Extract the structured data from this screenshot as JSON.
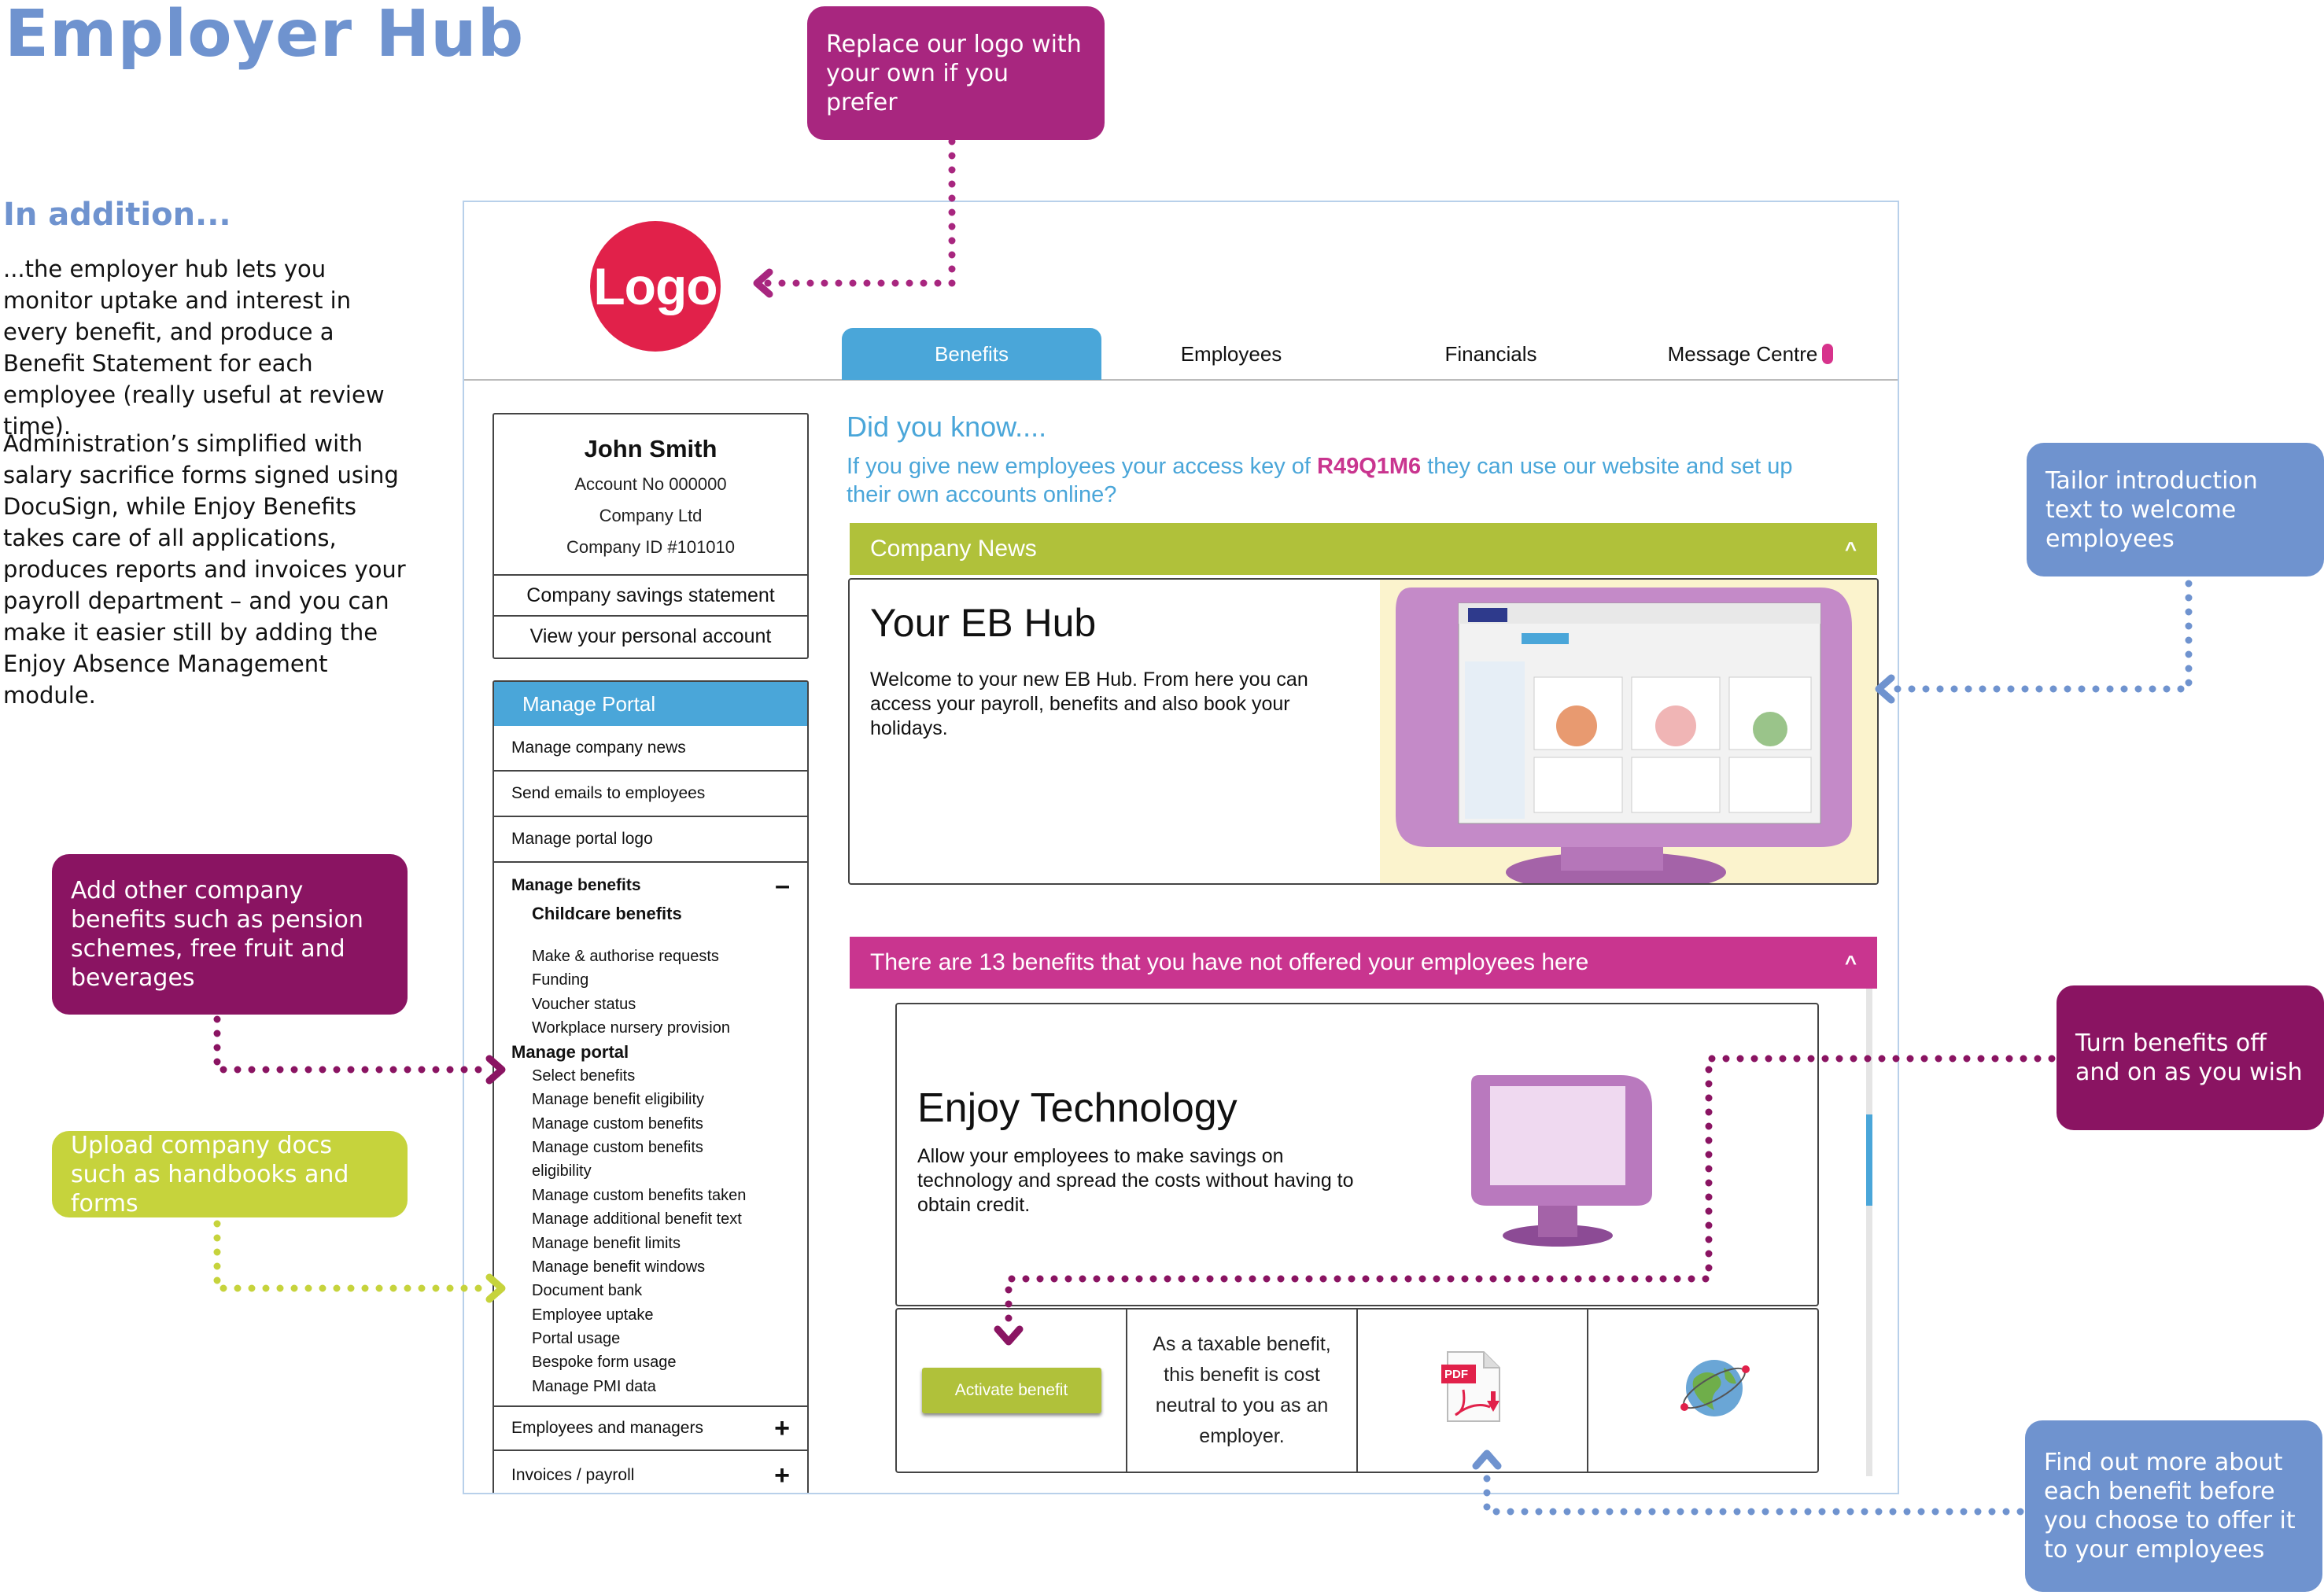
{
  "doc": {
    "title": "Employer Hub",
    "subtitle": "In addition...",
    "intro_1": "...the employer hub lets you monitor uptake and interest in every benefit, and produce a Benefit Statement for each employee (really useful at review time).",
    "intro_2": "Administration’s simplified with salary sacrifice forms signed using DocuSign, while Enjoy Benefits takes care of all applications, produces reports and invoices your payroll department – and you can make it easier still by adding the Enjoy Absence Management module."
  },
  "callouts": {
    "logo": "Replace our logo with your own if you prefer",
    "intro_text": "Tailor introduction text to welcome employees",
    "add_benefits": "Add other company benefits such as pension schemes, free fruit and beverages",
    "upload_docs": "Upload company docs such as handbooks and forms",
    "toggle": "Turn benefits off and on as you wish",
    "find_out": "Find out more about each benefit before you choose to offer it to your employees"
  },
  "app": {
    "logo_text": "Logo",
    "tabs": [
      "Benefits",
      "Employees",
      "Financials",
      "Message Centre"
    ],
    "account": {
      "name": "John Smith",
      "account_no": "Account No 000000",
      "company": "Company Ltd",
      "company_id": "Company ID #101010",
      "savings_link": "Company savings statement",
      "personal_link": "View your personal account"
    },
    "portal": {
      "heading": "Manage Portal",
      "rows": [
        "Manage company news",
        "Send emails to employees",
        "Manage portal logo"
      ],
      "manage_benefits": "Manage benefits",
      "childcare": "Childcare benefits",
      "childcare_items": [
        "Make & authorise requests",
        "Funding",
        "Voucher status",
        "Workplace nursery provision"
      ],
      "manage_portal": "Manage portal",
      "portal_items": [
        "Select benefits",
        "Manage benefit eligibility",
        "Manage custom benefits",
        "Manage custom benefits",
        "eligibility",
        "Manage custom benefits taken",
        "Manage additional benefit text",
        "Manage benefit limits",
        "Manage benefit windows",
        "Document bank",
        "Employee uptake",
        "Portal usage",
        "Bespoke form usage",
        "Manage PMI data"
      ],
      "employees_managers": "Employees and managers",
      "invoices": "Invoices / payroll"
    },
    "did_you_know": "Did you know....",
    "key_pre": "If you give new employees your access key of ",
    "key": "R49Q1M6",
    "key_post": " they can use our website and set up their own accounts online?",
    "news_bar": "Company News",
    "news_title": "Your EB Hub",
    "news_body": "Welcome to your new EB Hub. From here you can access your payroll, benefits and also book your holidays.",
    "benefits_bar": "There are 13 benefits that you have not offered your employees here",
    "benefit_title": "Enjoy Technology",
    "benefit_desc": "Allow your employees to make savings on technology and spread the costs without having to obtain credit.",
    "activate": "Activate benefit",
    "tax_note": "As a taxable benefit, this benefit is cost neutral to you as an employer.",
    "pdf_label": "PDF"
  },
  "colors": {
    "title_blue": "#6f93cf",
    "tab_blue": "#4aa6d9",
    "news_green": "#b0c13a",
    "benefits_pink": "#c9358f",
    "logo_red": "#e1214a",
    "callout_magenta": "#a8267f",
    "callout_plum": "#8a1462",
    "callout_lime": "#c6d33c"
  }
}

━━━━━━━━

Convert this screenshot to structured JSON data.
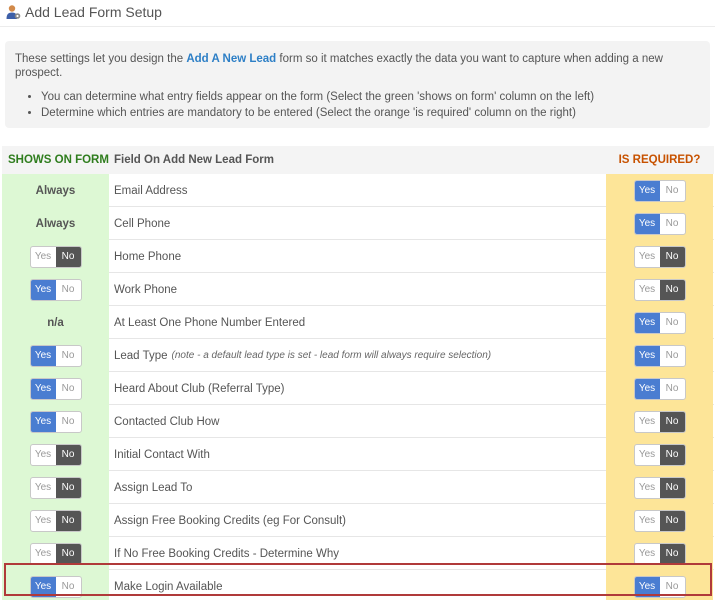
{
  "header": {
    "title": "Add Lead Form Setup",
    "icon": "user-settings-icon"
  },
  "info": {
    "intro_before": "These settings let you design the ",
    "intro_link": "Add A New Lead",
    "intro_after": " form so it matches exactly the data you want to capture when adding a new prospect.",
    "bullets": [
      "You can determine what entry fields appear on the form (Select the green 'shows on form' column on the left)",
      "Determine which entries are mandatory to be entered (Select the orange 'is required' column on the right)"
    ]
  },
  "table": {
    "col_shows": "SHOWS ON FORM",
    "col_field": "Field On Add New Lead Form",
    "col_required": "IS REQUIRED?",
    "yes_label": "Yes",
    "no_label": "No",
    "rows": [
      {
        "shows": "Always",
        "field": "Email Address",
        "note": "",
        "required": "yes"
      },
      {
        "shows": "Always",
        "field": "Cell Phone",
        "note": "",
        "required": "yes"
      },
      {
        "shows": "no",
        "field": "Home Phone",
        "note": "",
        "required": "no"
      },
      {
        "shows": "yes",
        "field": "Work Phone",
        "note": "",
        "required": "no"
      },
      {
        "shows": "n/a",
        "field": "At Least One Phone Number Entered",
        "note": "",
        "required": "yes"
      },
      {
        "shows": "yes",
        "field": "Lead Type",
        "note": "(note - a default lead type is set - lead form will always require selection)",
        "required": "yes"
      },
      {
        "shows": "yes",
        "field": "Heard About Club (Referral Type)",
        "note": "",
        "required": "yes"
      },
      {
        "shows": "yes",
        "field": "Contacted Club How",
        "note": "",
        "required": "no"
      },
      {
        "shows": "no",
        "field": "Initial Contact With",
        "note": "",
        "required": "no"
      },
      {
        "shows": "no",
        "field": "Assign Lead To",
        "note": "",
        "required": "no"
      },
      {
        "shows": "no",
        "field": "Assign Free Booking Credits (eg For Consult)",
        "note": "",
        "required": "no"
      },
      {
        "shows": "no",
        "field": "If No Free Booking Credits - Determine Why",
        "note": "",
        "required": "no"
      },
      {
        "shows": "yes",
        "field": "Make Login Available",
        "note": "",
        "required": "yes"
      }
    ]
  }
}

━━━━━━━━

Scan the material above. Return every line containing the string "data".

Extract the structured data from this screenshot as JSON.
        "Manage PMI data"
Convert this screenshot to structured JSON data.
    "intro_after": " form so it matches exactly the data you want to capture when adding a new prospect.",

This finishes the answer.